# [What the exercise asks]
Here are some entries; quote each one exactly.

# [Data for processing]
┌──

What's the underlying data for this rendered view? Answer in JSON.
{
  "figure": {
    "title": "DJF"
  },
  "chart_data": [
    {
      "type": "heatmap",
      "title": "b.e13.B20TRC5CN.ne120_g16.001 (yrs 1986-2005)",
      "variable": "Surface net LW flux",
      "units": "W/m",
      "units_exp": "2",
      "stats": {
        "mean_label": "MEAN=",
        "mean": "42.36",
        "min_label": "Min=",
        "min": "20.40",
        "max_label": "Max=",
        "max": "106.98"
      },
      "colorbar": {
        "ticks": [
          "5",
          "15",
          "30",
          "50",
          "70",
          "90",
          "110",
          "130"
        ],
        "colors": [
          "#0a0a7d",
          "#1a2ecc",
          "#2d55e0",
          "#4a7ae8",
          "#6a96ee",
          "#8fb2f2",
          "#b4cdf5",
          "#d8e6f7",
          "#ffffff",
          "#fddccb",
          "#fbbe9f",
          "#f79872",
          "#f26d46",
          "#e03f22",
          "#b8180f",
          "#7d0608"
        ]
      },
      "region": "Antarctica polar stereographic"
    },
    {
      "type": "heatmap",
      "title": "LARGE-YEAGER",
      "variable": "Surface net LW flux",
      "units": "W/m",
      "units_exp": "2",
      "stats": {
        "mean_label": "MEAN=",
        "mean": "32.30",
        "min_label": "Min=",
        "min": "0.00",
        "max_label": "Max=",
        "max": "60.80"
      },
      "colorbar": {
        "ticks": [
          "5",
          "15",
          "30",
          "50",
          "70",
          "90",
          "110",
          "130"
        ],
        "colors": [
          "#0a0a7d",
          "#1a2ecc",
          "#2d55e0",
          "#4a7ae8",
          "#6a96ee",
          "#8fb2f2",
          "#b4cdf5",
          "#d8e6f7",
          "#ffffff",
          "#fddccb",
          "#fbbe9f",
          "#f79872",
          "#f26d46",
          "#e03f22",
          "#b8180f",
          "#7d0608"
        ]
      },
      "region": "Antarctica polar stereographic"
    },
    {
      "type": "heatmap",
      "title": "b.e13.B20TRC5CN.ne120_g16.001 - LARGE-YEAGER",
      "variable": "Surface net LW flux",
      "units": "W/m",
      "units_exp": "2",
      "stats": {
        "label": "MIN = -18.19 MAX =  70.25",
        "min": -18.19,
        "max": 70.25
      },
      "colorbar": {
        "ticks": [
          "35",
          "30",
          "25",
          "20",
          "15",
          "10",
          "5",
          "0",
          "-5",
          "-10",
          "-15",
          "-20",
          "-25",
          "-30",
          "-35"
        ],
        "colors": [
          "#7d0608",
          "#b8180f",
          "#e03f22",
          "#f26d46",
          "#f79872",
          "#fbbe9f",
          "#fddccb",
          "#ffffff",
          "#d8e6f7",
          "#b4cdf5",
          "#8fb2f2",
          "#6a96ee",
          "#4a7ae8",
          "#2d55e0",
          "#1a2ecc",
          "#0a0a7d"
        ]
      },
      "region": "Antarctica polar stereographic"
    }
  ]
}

└──

# [Response to the exercise]
What's the underlying data for this rendered view? Answer in JSON.
{
  "figure": {
    "title": "DJF"
  },
  "chart_data": [
    {
      "type": "heatmap",
      "title": "b.e13.B20TRC5CN.ne120_g16.001 (yrs 1986-2005)",
      "variable": "Surface net LW flux",
      "units": "W/m",
      "units_exp": "2",
      "stats": {
        "mean_label": "MEAN=",
        "mean": "42.36",
        "min_label": "Min=",
        "min": "20.40",
        "max_label": "Max=",
        "max": "106.98"
      },
      "colorbar": {
        "ticks": [
          "5",
          "15",
          "30",
          "50",
          "70",
          "90",
          "110",
          "130"
        ],
        "colors": [
          "#0a0a7d",
          "#1a2ecc",
          "#2d55e0",
          "#4a7ae8",
          "#6a96ee",
          "#8fb2f2",
          "#b4cdf5",
          "#d8e6f7",
          "#ffffff",
          "#fddccb",
          "#fbbe9f",
          "#f79872",
          "#f26d46",
          "#e03f22",
          "#b8180f",
          "#7d0608"
        ]
      },
      "region": "Antarctica polar stereographic"
    },
    {
      "type": "heatmap",
      "title": "LARGE-YEAGER",
      "variable": "Surface net LW flux",
      "units": "W/m",
      "units_exp": "2",
      "stats": {
        "mean_label": "MEAN=",
        "mean": "32.30",
        "min_label": "Min=",
        "min": "0.00",
        "max_label": "Max=",
        "max": "60.80"
      },
      "colorbar": {
        "ticks": [
          "5",
          "15",
          "30",
          "50",
          "70",
          "90",
          "110",
          "130"
        ],
        "colors": [
          "#0a0a7d",
          "#1a2ecc",
          "#2d55e0",
          "#4a7ae8",
          "#6a96ee",
          "#8fb2f2",
          "#b4cdf5",
          "#d8e6f7",
          "#ffffff",
          "#fddccb",
          "#fbbe9f",
          "#f79872",
          "#f26d46",
          "#e03f22",
          "#b8180f",
          "#7d0608"
        ]
      },
      "region": "Antarctica polar stereographic"
    },
    {
      "type": "heatmap",
      "title": "b.e13.B20TRC5CN.ne120_g16.001 - LARGE-YEAGER",
      "variable": "Surface net LW flux",
      "units": "W/m",
      "units_exp": "2",
      "stats": {
        "label": "MIN = -18.19 MAX =  70.25",
        "min": -18.19,
        "max": 70.25
      },
      "colorbar": {
        "ticks": [
          "35",
          "30",
          "25",
          "20",
          "15",
          "10",
          "5",
          "0",
          "-5",
          "-10",
          "-15",
          "-20",
          "-25",
          "-30",
          "-35"
        ],
        "colors": [
          "#7d0608",
          "#b8180f",
          "#e03f22",
          "#f26d46",
          "#f79872",
          "#fbbe9f",
          "#fddccb",
          "#ffffff",
          "#d8e6f7",
          "#b4cdf5",
          "#8fb2f2",
          "#6a96ee",
          "#4a7ae8",
          "#2d55e0",
          "#1a2ecc",
          "#0a0a7d"
        ]
      },
      "region": "Antarctica polar stereographic"
    }
  ]
}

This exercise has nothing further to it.